▶ **Exercise**: All of the lines below are to be transcribed faithfully, with pictures excluded from the copy.

▶ **Exercise materials**:
• • • • • • •

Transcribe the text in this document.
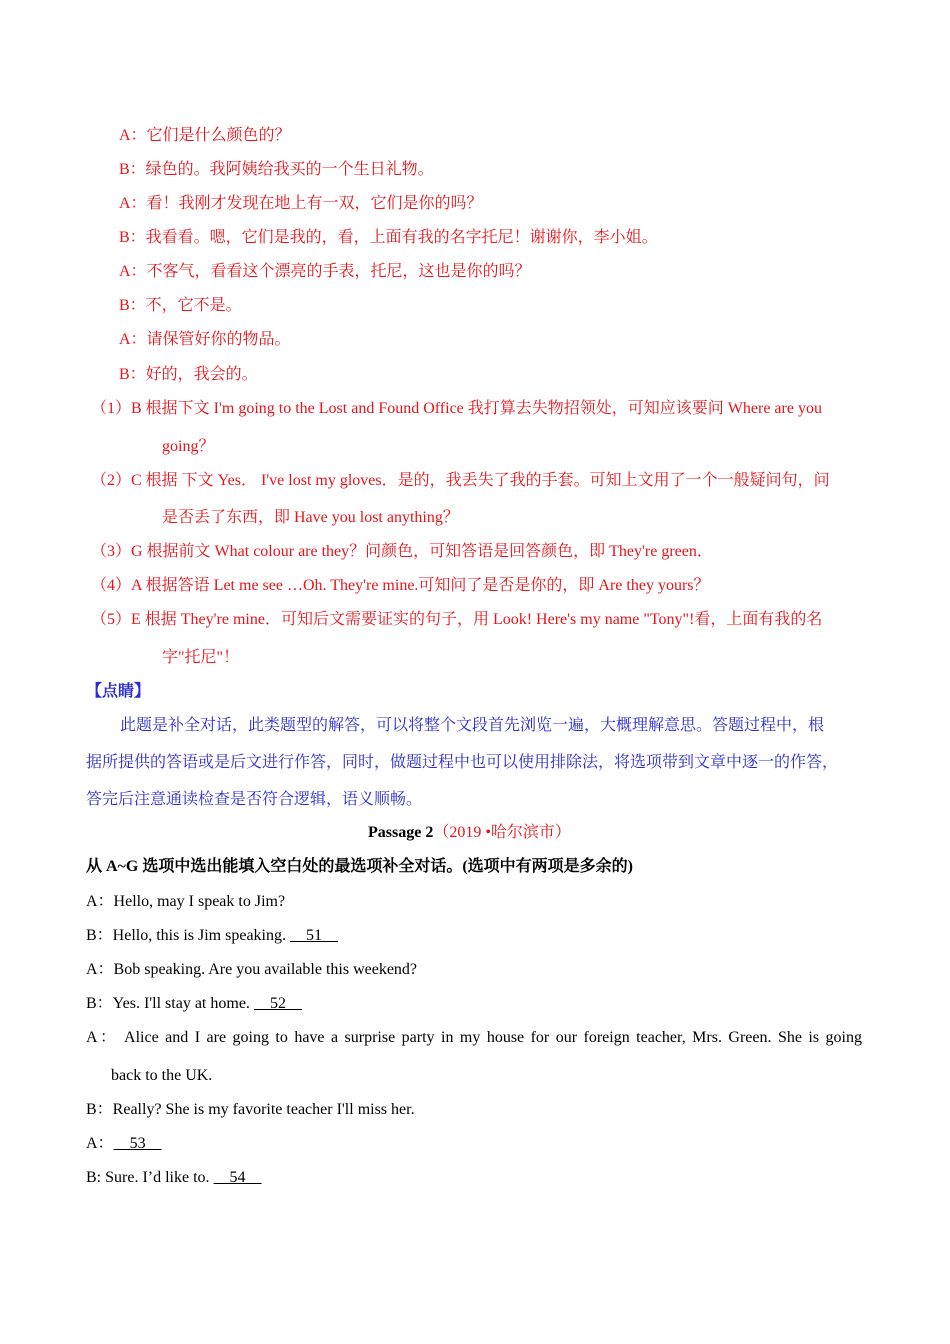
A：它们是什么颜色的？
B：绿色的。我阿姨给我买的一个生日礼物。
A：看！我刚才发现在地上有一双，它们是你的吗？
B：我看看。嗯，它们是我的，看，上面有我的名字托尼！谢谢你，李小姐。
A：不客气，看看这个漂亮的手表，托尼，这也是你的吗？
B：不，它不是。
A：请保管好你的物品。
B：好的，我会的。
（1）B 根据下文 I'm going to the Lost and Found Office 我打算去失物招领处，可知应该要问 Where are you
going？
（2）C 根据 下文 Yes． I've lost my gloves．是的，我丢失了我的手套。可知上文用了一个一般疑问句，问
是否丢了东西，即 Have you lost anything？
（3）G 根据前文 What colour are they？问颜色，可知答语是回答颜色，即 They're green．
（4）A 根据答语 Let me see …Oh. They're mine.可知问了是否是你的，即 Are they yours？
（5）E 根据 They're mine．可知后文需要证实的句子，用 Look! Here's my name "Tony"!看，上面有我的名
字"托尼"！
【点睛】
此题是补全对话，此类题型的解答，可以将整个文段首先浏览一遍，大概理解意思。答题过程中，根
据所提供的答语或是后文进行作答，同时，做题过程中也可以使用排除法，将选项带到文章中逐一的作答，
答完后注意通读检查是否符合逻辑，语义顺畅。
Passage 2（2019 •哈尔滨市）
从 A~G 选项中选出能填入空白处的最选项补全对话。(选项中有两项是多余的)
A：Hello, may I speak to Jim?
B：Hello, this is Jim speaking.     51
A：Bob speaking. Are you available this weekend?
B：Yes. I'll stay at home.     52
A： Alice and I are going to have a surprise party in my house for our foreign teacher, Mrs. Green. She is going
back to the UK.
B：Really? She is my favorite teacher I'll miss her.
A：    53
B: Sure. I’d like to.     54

• • • • • • •

▶ **Result for this task**:
Transcribe the text in this document.
A：它们是什么颜色的？
B：绿色的。我阿姨给我买的一个生日礼物。
A：看！我刚才发现在地上有一双，它们是你的吗？
B：我看看。嗯，它们是我的，看，上面有我的名字托尼！谢谢你，李小姐。
A：不客气，看看这个漂亮的手表，托尼，这也是你的吗？
B：不，它不是。
A：请保管好你的物品。
B：好的，我会的。
（1）B 根据下文 I'm going to the Lost and Found Office 我打算去失物招领处，可知应该要问 Where are you
going？
（2）C 根据 下文 Yes． I've lost my gloves．是的，我丢失了我的手套。可知上文用了一个一般疑问句，问
是否丢了东西，即 Have you lost anything？
（3）G 根据前文 What colour are they？问颜色，可知答语是回答颜色，即 They're green．
（4）A 根据答语 Let me see …Oh. They're mine.可知问了是否是你的，即 Are they yours？
（5）E 根据 They're mine．可知后文需要证实的句子，用 Look! Here's my name "Tony"!看，上面有我的名
字"托尼"！
【点睛】
此题是补全对话，此类题型的解答，可以将整个文段首先浏览一遍，大概理解意思。答题过程中，根
据所提供的答语或是后文进行作答，同时，做题过程中也可以使用排除法，将选项带到文章中逐一的作答，
答完后注意通读检查是否符合逻辑，语义顺畅。
Passage 2（2019 •哈尔滨市）
从 A~G 选项中选出能填入空白处的最选项补全对话。(选项中有两项是多余的)
A：Hello, may I speak to Jim?
B：Hello, this is Jim speaking.     51
A：Bob speaking. Are you available this weekend?
B：Yes. I'll stay at home.     52
A： Alice and I are going to have a surprise party in my house for our foreign teacher, Mrs. Green. She is going
back to the UK.
B：Really? She is my favorite teacher I'll miss her.
A：    53
B: Sure. I’d like to.     54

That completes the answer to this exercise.